Locate the lines where "кругъ" occurs and copy them as they stand.

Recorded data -
— begin —
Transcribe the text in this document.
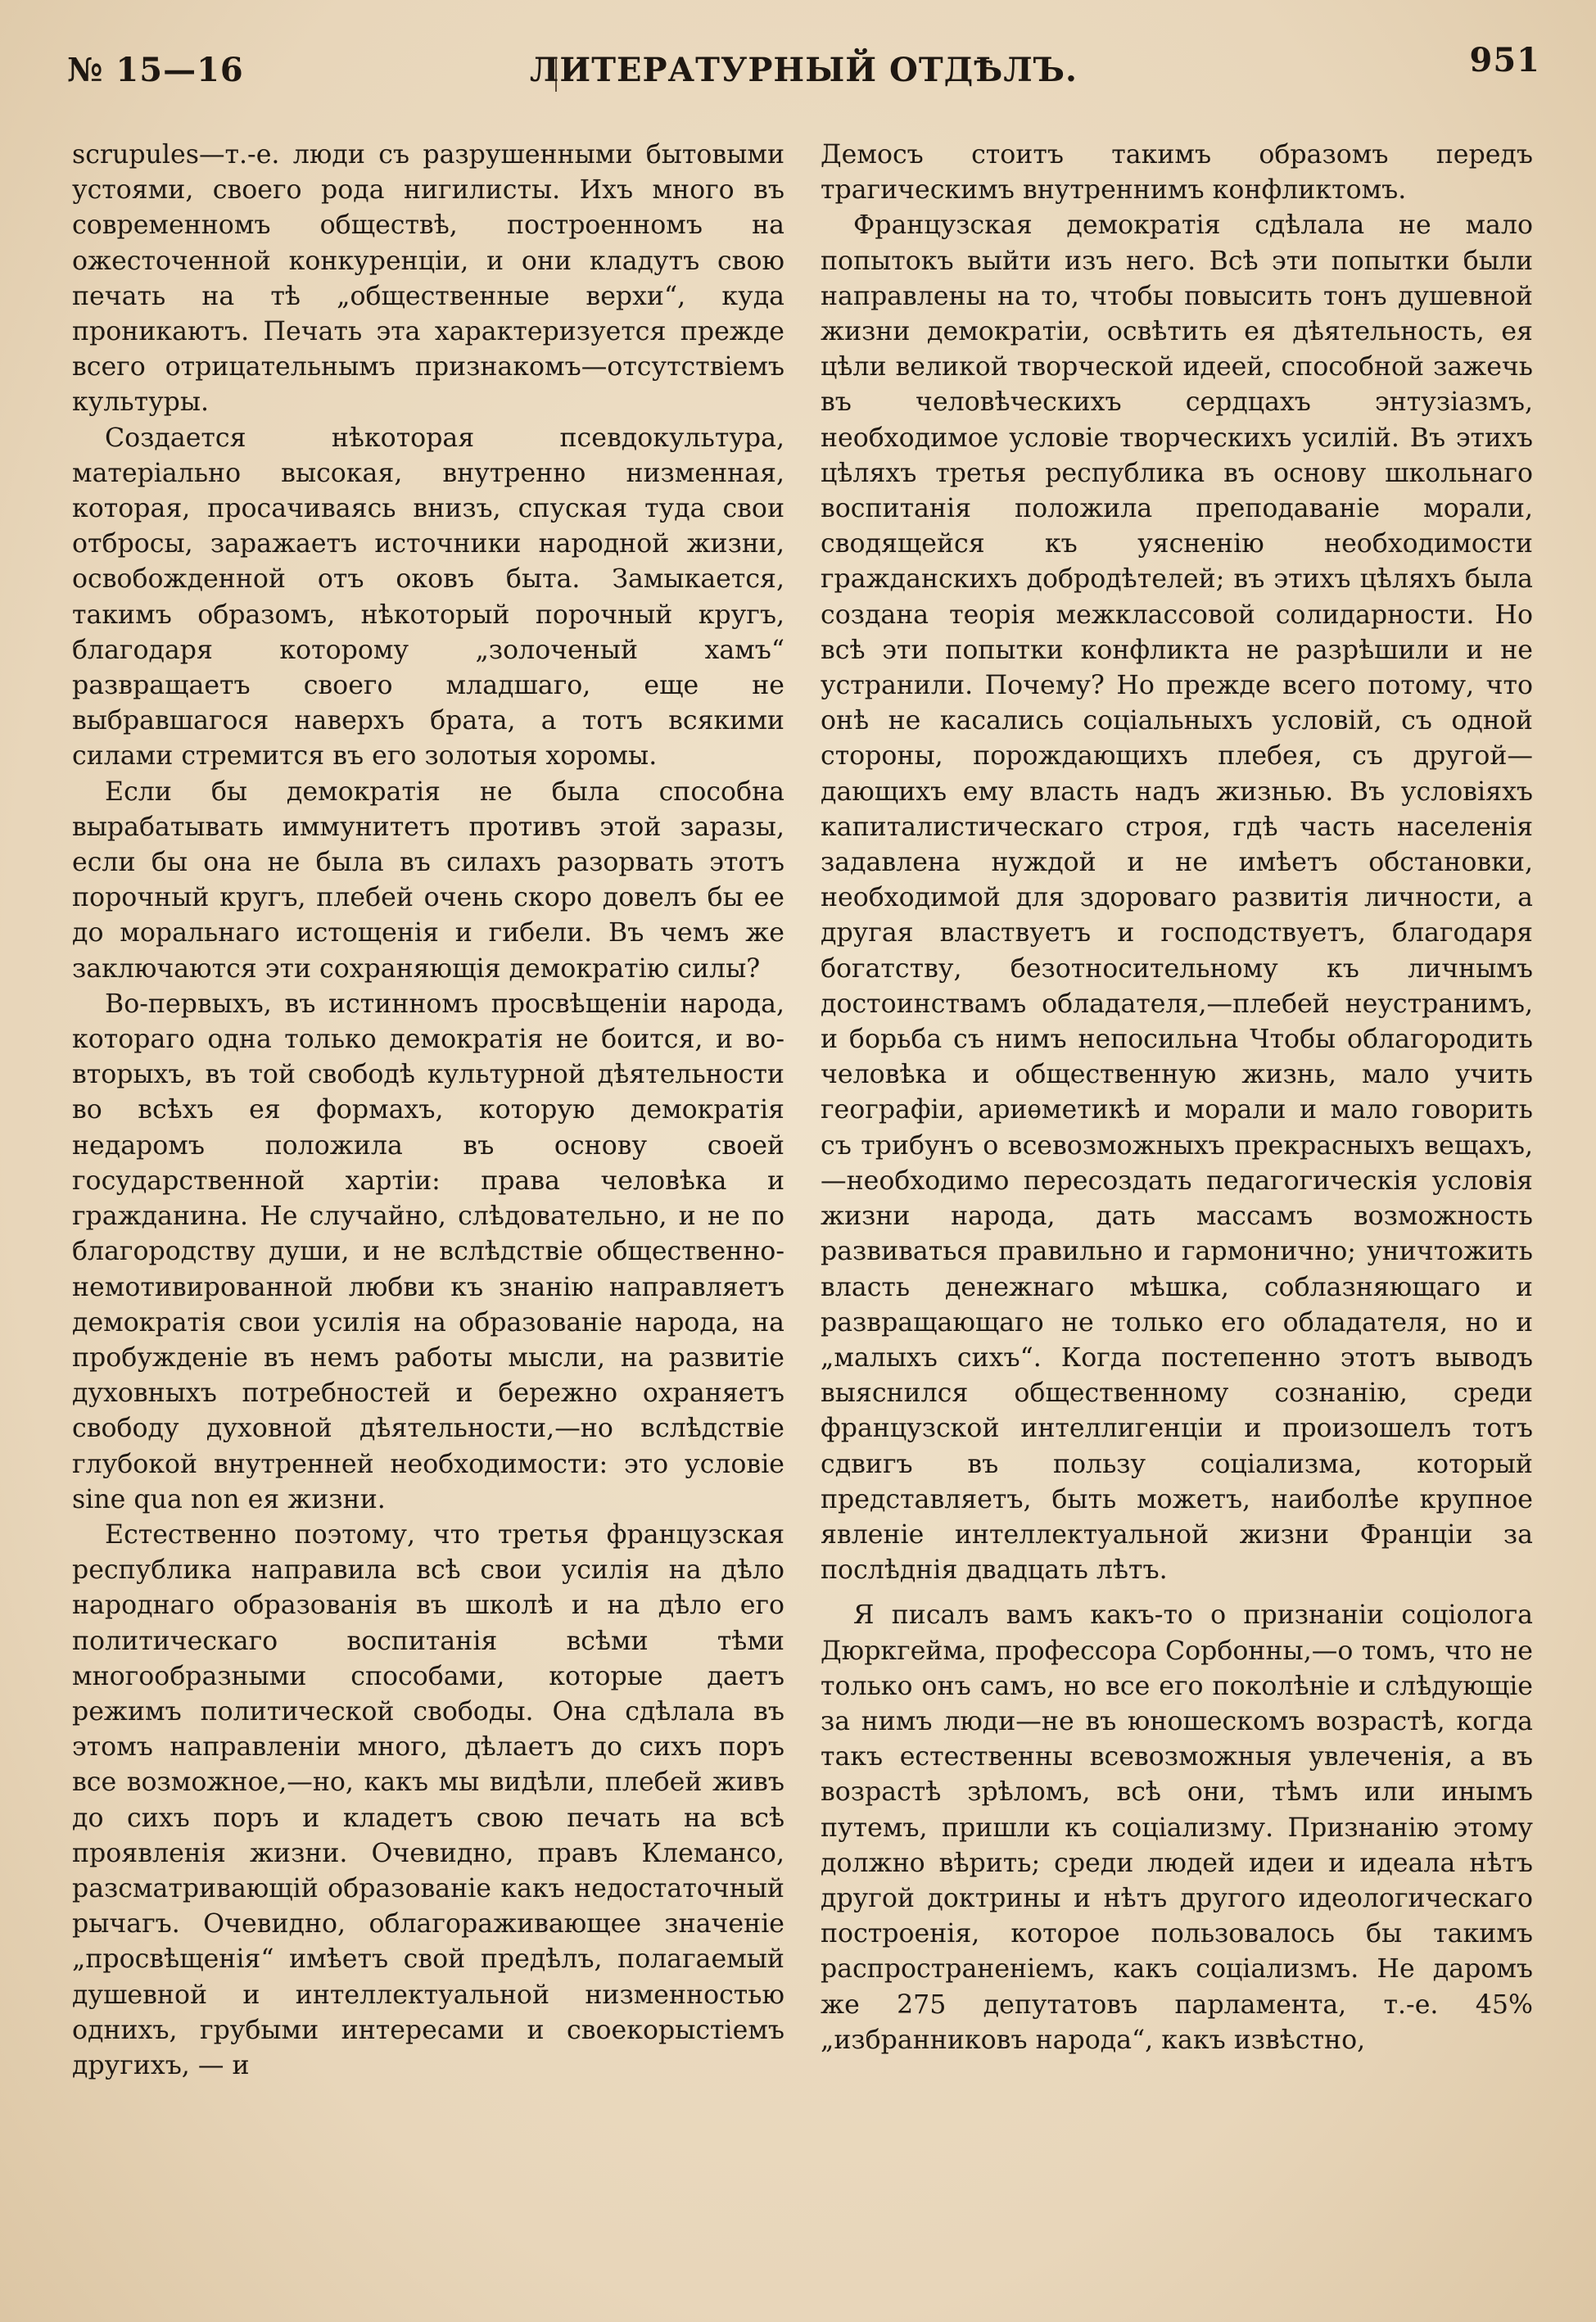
№ 15—16	ЛИТЕРАТУРНЫЙ ОТДѢЛЪ.	951

scrupules—т.-е. люди съ разрушенными бытовыми устоями, своего рода нигилисты. Ихъ много въ современномъ обществѣ, построенномъ на ожесточенной конкуренціи, и они кладутъ свою печать на тѣ „общественные верхи“, куда проникаютъ. Печать эта характеризуется прежде всего отрицательнымъ признакомъ—отсутствіемъ культуры.

Создается нѣкоторая псевдокультура, матеріально высокая, внутренно низменная, которая, просачиваясь внизъ, спуская туда свои отбросы, заражаетъ источники народной жизни, освобожденной отъ оковъ быта. Замыкается, такимъ образомъ, нѣкоторый порочный кругъ, благодаря которому „золоченый хамъ“ развращаетъ своего младшаго, еще не выбравшагося наверхъ брата, а тотъ всякими силами стремится въ его золотыя хоромы.

Если бы демократія не была способна вырабатывать иммунитетъ противъ этой заразы, если бы она не была въ силахъ разорвать этотъ порочный кругъ, плебей очень скоро довелъ бы ее до моральнаго истощенія и гибели. Въ чемъ же заключаются эти сохраняющія демократію силы?

Во-первыхъ, въ истинномъ просвѣщеніи народа, котораго одна только демократія не боится, и во-вторыхъ, въ той свободѣ культурной дѣятельности во всѣхъ ея формахъ, которую демократія недаромъ положила въ основу своей государственной хартіи: права человѣка и гражданина. Не случайно, слѣдовательно, и не по благородству души, и не вслѣдствіе общественно-немотивированной любви къ знанію направляетъ демократія свои усилія на образованіе народа, на пробужденіе въ немъ работы мысли, на развитіе духовныхъ потребностей и бережно охраняетъ свободу духовной дѣятельности,—но вслѣдствіе глубокой внутренней необходимости: это условіе sine qua non ея жизни.

Естественно поэтому, что третья французская республика направила всѣ свои усилія на дѣло народнаго образованія въ школѣ и на дѣло его политическаго воспитанія всѣми тѣми многообразными способами, которые даетъ режимъ политической свободы. Она сдѣлала въ этомъ направленіи много, дѣлаетъ до сихъ поръ все возможное,—но, какъ мы видѣли, плебей живъ до сихъ поръ и кладетъ свою печать на всѣ проявленія жизни. Очевидно, правъ Клемансо, разсматривающій образованіе какъ недостаточный рычагъ. Очевидно, облагораживающее значеніе „просвѣщенія“ имѣетъ свой предѣлъ, полагаемый душевной и интеллектуальной низменностью однихъ, грубыми интересами и своекорыстіемъ другихъ, — и

Демосъ стоитъ такимъ образомъ передъ трагическимъ внутреннимъ конфликтомъ.

Французская демократія сдѣлала не мало попытокъ выйти изъ него. Всѣ эти попытки были направлены на то, чтобы повысить тонъ душевной жизни демократіи, освѣтить ея дѣятельность, ея цѣли великой творческой идеей, способной зажечь въ человѣческихъ сердцахъ энтузіазмъ, необходимое условіе творческихъ усилій. Въ этихъ цѣляхъ третья республика въ основу школьнаго воспитанія положила преподаваніе морали, сводящейся къ уясненію необходимости гражданскихъ добродѣтелей; въ этихъ цѣляхъ была создана теорія межклассовой солидарности. Но всѣ эти попытки конфликта не разрѣшили и не устранили. Почему? Но прежде всего потому, что онѣ не касались соціальныхъ условій, съ одной стороны, порождающихъ плебея, съ другой—дающихъ ему власть надъ жизнью. Въ условіяхъ капиталистическаго строя, гдѣ часть населенія задавлена нуждой и не имѣетъ обстановки, необходимой для здороваго развитія личности, а другая властвуетъ и господствуетъ, благодаря богатству, безотносительному къ личнымъ достоинствамъ обладателя,—плебей неустранимъ, и борьба съ нимъ непосильна Чтобы облагородить человѣка и общественную жизнь, мало учить географіи, ариѳметикѣ и морали и мало говорить съ трибунъ о всевозможныхъ прекрасныхъ вещахъ,—необходимо пересоздать педагогическія условія жизни народа, дать массамъ возможность развиваться правильно и гармонично; уничтожить власть денежнаго мѣшка, соблазняющаго и развращающаго не только его обладателя, но и „малыхъ сихъ“. Когда постепенно этотъ выводъ выяснился общественному сознанію, среди французской интеллигенціи и произошелъ тотъ сдвигъ въ пользу соціализма, который представляетъ, быть можетъ, наиболѣе крупное явленіе интеллектуальной жизни Франціи за послѣднія двадцать лѣтъ.

Я писалъ вамъ какъ-то о признаніи соціолога Дюркгейма, профессора Сорбонны,—о томъ, что не только онъ самъ, но все его поколѣніе и слѣдующіе за нимъ люди—не въ юношескомъ возрастѣ, когда такъ естественны всевозможныя увлеченія, а въ возрастѣ зрѣломъ, всѣ они, тѣмъ или инымъ путемъ, пришли къ соціализму. Признанію этому должно вѣрить; среди людей идеи и идеала нѣтъ другой доктрины и нѣтъ другого идеологическаго построенія, которое пользовалось бы такимъ распространеніемъ, какъ соціализмъ. Не даромъ же 275 депутатовъ парламента, т.-е. 45% „избранниковъ народа“, какъ извѣстно,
— end —
Task result -
Создается нѣкоторая псевдокультура, матеріально высокая, внутренно низменная, которая, просачиваясь внизъ, спуская туда свои отбросы, заражаетъ источники народной жизни, освобожденной отъ оковъ быта. Замыкается, такимъ образомъ, нѣкоторый порочный кругъ, благодаря которому „золоченый хамъ“ развращаетъ своего младшаго, еще не выбравшагося наверхъ брата, а тотъ всякими силами стремится въ его золотыя хоромы.
Если бы демократія не была способна вырабатывать иммунитетъ противъ этой заразы, если бы она не была въ силахъ разорвать этотъ порочный кругъ, плебей очень скоро довелъ бы ее до моральнаго истощенія и гибели. Въ чемъ же заключаются эти сохраняющія демократію силы?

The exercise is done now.